WHAT YOU HAVE TO DO. Select every line below containing the word "ylabel".

TASK INPUT.
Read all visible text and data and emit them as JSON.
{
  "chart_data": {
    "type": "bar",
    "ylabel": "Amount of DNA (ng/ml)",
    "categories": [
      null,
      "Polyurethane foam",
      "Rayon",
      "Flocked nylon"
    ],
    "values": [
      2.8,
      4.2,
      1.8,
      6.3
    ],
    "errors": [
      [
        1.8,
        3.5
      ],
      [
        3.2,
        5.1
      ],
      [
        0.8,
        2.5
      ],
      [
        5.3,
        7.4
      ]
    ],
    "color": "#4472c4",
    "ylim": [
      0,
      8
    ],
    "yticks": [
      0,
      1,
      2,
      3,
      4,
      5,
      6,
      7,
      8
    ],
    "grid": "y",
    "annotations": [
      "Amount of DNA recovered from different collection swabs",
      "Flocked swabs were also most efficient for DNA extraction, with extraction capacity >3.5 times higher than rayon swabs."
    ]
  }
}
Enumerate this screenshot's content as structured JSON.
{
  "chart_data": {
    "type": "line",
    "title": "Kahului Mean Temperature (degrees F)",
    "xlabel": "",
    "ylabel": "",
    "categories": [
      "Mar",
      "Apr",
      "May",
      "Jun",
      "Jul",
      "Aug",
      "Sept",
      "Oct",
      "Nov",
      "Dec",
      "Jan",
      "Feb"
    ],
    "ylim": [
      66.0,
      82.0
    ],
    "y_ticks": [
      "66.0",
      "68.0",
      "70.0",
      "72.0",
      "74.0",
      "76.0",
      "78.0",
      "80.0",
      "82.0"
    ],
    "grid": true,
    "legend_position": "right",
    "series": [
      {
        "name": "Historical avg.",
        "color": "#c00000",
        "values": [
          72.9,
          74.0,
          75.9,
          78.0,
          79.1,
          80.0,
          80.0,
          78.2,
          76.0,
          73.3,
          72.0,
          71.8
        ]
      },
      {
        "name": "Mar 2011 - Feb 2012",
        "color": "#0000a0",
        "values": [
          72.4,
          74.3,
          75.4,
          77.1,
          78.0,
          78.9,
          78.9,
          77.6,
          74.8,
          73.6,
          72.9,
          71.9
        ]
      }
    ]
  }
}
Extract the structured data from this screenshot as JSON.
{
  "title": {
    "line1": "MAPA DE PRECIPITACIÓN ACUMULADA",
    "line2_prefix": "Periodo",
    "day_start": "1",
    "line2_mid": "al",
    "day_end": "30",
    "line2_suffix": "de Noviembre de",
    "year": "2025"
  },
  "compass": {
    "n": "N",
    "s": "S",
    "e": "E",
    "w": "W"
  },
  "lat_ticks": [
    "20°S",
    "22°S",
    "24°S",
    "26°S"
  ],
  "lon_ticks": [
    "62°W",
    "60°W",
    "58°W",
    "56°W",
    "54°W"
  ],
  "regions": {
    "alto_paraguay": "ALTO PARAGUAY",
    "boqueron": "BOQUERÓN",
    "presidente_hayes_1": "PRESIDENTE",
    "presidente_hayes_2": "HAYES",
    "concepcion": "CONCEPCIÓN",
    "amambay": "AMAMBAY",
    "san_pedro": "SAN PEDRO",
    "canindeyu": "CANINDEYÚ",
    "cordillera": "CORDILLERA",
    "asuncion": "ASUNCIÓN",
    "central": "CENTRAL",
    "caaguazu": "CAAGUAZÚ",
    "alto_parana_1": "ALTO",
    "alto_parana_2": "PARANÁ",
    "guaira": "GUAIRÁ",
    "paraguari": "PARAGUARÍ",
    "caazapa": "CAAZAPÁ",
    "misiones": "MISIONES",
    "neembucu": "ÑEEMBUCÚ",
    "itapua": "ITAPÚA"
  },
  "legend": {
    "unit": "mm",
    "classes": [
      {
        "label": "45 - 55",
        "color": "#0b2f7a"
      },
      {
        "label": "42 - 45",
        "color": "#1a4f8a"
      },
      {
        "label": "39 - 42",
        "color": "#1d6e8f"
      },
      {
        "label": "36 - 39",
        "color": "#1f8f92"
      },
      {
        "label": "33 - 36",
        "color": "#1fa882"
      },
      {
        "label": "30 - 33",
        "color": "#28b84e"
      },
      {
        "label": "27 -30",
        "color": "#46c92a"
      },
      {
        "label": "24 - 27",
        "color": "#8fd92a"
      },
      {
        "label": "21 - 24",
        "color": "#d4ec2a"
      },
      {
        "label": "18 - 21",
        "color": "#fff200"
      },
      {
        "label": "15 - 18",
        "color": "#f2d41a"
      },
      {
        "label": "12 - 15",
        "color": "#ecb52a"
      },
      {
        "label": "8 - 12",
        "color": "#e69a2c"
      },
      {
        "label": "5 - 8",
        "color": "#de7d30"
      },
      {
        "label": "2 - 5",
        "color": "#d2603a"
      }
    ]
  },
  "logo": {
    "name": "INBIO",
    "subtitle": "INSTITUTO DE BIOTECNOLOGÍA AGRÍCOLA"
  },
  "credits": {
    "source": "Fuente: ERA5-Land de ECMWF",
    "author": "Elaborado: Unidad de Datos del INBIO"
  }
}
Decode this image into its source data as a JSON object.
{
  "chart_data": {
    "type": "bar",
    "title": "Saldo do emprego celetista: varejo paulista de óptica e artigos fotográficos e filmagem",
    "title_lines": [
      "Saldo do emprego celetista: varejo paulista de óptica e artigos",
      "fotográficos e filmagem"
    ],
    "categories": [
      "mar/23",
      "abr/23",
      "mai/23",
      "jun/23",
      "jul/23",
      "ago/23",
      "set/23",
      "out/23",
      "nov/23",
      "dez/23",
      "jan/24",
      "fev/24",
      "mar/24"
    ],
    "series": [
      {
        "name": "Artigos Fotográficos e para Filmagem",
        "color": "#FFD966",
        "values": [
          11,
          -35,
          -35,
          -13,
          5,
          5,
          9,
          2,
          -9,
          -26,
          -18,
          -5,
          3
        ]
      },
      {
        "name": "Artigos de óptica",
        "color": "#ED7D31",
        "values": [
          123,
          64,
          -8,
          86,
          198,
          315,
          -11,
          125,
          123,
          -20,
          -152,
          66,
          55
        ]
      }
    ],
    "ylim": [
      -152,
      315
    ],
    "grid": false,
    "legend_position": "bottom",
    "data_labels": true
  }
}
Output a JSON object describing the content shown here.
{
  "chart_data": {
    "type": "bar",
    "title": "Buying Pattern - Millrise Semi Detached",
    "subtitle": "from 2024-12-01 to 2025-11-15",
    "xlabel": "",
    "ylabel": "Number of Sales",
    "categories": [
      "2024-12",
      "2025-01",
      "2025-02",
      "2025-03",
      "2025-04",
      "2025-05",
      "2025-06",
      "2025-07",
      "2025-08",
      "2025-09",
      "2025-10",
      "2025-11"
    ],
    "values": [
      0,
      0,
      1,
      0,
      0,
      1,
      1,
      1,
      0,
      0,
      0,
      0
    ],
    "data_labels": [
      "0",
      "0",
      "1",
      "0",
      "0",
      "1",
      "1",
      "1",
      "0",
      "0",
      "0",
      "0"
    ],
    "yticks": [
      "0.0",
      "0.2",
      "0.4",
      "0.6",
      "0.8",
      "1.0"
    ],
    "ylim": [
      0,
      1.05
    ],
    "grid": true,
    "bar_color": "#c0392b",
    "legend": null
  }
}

IN RESPONSE.
    "ylabel": "Amount of DNA (ng/ml)",
    "ylabel": "",
    "ylabel": "Number of Sales",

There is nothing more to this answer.